Goal:
Locate every line that holds the string "subscript" and copy it.

Dataset excerpts:
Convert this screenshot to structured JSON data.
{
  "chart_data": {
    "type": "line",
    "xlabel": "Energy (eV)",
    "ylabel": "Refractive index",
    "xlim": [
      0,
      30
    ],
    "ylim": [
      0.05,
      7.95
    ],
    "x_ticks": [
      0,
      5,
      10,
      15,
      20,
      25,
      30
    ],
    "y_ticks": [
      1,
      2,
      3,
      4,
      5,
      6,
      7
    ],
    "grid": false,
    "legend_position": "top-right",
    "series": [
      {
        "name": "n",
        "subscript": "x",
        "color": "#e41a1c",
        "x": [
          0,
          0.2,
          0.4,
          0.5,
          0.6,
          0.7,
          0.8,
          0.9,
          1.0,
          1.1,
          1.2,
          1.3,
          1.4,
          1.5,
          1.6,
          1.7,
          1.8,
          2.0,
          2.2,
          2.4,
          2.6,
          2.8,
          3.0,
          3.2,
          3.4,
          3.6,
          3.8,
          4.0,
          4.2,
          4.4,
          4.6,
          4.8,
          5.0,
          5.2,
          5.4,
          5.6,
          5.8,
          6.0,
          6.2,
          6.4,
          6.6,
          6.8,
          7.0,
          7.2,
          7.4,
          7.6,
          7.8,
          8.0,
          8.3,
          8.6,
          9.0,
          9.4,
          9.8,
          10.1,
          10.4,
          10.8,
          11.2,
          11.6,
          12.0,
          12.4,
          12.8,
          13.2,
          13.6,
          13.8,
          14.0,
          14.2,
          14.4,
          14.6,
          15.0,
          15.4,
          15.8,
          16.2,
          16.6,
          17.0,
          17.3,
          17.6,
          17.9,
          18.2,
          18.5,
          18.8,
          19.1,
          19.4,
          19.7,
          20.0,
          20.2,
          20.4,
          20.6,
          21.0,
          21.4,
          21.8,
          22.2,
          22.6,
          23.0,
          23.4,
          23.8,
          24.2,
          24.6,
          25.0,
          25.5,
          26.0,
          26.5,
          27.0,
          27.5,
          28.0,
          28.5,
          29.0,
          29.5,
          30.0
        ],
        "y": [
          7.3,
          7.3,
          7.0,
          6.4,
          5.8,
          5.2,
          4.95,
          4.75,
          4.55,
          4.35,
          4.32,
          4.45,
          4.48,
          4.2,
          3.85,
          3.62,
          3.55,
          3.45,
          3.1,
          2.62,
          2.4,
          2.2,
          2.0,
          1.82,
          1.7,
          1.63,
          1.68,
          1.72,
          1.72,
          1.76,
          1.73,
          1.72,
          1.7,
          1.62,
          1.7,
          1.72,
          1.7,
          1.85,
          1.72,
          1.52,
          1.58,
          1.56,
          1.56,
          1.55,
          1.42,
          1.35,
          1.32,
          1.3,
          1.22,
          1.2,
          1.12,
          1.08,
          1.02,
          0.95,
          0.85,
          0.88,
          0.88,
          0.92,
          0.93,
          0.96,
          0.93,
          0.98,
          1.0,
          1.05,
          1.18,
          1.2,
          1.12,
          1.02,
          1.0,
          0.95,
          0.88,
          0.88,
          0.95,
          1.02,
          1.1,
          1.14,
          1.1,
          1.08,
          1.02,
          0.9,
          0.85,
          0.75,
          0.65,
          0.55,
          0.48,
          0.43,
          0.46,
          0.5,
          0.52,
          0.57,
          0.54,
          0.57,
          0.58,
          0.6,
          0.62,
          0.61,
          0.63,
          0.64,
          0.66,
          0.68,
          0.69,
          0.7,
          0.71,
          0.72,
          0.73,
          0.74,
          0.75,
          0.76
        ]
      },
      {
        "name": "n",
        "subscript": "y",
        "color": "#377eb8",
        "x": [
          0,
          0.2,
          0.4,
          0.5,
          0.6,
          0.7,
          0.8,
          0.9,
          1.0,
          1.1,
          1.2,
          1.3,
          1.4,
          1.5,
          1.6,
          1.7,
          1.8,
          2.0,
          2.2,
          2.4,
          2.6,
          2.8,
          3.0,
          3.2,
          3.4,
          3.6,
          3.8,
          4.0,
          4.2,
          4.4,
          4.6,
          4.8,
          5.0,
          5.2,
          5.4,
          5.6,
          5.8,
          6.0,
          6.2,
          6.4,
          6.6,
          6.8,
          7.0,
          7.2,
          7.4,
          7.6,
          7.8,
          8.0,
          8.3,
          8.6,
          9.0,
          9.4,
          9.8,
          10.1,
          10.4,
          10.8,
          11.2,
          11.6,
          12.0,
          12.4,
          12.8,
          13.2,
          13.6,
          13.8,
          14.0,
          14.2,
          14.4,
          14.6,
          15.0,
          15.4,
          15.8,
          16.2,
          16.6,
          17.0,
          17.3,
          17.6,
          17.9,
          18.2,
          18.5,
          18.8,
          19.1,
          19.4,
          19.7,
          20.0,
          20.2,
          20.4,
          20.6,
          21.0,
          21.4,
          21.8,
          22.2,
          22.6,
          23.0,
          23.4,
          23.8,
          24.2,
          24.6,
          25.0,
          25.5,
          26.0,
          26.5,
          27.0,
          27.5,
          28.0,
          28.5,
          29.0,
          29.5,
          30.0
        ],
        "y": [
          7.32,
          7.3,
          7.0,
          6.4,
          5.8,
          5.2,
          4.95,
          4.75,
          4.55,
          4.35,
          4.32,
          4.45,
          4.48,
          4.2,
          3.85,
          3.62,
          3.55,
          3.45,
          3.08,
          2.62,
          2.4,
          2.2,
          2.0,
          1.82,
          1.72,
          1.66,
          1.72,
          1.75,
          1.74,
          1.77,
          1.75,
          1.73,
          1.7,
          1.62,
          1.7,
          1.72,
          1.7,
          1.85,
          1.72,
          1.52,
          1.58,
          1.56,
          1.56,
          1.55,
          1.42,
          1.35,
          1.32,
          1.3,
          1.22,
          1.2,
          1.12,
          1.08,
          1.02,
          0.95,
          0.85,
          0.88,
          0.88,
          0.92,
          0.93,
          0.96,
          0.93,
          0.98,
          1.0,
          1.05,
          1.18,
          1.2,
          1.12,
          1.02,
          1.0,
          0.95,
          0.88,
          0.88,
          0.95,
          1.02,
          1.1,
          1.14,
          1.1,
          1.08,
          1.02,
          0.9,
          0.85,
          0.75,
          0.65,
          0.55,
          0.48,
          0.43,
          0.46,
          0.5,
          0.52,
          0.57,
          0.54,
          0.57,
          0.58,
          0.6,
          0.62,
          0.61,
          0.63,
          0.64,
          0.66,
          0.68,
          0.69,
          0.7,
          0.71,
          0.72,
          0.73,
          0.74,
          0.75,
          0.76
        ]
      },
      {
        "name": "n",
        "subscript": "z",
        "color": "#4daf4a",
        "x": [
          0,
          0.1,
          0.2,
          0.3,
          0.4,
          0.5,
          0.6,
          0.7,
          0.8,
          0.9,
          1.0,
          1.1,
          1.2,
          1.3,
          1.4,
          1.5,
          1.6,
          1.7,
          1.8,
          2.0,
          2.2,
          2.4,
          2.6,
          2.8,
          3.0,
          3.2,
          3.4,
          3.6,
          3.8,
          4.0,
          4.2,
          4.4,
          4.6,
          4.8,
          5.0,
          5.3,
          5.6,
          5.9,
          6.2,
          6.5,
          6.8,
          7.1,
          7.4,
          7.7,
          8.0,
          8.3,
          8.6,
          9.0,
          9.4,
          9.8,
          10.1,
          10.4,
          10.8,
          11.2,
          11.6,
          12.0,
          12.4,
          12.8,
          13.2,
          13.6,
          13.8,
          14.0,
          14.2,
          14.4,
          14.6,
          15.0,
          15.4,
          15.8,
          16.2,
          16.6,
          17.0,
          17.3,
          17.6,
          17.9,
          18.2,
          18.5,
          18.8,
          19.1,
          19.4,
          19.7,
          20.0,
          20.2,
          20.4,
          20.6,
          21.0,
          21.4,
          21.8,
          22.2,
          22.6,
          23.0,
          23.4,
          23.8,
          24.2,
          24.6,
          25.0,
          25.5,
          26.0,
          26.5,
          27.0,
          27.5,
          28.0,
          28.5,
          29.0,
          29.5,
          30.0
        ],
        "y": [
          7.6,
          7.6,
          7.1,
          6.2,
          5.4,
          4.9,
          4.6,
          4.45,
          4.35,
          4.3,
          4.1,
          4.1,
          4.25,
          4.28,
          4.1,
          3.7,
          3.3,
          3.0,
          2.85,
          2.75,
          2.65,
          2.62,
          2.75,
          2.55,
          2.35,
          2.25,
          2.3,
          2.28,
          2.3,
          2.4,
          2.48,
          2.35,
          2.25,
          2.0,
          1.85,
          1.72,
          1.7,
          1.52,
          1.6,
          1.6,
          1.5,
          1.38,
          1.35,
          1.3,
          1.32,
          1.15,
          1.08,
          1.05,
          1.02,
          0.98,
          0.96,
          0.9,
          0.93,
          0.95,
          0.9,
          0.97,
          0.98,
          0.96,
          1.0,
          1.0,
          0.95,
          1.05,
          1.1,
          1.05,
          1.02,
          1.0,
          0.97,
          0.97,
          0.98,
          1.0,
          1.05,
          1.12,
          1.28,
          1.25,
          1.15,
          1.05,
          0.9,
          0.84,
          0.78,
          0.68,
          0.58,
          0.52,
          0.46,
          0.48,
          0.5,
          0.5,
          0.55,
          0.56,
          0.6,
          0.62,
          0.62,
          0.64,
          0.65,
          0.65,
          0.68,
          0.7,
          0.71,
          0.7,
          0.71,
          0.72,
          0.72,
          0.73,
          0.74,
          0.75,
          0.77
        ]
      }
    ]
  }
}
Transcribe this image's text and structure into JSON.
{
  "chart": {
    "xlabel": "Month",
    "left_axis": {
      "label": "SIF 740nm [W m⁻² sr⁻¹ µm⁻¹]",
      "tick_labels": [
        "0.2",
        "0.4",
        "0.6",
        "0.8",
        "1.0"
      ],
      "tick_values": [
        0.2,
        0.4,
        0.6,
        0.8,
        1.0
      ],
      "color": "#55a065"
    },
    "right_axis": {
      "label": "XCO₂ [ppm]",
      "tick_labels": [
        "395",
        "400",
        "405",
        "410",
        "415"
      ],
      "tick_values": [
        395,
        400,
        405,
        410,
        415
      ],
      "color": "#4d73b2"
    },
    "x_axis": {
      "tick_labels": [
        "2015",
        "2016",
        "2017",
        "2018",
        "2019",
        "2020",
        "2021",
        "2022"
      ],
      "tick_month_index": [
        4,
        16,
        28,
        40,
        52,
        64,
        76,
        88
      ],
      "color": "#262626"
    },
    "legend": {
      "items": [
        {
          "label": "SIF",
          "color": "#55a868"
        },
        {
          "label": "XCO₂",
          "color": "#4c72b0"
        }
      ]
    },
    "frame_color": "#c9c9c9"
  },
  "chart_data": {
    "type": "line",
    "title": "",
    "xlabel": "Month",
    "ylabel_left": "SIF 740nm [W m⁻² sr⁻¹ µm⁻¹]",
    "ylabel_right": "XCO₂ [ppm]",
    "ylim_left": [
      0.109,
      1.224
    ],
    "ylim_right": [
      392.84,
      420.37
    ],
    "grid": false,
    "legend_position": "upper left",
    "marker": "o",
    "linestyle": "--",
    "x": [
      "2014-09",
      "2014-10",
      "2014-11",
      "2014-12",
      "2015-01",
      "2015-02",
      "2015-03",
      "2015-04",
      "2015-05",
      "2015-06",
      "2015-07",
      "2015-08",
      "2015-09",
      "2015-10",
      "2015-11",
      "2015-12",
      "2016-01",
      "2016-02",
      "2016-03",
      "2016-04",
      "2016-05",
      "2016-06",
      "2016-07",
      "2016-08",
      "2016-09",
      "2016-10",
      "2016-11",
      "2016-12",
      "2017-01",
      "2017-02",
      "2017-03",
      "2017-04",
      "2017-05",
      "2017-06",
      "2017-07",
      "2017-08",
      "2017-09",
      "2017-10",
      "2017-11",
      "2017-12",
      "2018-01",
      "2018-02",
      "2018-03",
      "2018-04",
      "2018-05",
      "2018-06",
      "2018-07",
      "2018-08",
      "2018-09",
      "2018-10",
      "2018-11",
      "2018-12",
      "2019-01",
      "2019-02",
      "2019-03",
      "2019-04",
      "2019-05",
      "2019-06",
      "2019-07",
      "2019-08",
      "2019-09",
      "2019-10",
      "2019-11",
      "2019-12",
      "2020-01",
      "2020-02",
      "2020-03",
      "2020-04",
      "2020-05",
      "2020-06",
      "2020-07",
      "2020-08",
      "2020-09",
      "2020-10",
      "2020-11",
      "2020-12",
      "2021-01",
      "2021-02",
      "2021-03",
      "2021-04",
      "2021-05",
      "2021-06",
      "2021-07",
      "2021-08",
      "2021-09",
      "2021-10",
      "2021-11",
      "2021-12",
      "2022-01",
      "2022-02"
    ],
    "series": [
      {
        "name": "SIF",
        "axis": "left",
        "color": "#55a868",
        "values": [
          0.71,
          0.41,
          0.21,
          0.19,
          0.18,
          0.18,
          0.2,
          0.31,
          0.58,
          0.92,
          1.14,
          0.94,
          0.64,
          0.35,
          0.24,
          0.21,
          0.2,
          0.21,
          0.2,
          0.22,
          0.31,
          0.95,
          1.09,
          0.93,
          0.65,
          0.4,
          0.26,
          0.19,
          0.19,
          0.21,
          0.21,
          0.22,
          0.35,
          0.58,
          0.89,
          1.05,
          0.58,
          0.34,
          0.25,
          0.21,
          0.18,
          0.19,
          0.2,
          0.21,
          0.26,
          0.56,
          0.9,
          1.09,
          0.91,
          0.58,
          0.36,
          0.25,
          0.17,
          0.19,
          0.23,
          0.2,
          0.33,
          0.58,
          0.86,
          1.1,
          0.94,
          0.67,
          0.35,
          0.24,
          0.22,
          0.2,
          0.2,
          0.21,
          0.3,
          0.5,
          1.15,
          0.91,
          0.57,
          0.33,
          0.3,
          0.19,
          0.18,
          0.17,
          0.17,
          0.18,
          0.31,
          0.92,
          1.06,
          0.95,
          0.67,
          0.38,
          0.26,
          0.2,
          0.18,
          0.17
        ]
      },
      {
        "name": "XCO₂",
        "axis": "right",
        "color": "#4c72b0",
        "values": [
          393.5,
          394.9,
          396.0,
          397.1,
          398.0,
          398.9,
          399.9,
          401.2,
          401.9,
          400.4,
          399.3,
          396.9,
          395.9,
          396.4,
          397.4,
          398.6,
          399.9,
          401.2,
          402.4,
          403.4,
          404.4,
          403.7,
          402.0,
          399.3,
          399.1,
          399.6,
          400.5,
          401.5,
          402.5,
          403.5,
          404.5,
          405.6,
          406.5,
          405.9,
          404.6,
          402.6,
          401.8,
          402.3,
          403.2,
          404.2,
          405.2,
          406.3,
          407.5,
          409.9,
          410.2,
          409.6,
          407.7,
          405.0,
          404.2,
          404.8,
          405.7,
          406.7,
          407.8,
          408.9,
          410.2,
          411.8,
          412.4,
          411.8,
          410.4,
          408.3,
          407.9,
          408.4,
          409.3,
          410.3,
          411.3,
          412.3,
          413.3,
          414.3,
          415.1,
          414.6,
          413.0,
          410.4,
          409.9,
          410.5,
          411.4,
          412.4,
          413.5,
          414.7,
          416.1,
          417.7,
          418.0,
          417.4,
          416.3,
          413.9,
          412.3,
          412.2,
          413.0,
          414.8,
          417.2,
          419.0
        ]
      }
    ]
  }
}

Solution to this task:
        "subscript": "x",
        "subscript": "y",
        "subscript": "z",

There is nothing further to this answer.